▶ _What the exercise asks_
Reproduce the following material exactly, including every line.

▶ _Task inputs_
▽

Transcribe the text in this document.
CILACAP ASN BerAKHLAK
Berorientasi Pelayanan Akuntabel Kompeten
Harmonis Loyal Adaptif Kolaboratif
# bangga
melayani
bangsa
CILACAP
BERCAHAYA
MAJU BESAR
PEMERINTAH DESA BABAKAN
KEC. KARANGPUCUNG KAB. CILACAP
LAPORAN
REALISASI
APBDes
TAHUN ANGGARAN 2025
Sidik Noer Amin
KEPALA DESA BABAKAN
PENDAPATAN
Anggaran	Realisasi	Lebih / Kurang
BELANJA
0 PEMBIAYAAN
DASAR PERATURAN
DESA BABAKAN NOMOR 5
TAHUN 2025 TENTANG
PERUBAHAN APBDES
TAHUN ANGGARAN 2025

△

▶ _Exercise answer_
Transcribe the text in this document.
CILACAP ASN BerAKHLAK
Berorientasi Pelayanan Akuntabel Kompeten
Harmonis Loyal Adaptif Kolaboratif
# bangga
melayani
bangsa
CILACAP
BERCAHAYA
MAJU BESAR
PEMERINTAH DESA BABAKAN
KEC. KARANGPUCUNG KAB. CILACAP
LAPORAN
REALISASI
APBDes
TAHUN ANGGARAN 2025
Sidik Noer Amin
KEPALA DESA BABAKAN
PENDAPATAN
Anggaran	Realisasi	Lebih / Kurang
BELANJA
0 PEMBIAYAAN
DASAR PERATURAN
DESA BABAKAN NOMOR 5
TAHUN 2025 TENTANG
PERUBAHAN APBDES
TAHUN ANGGARAN 2025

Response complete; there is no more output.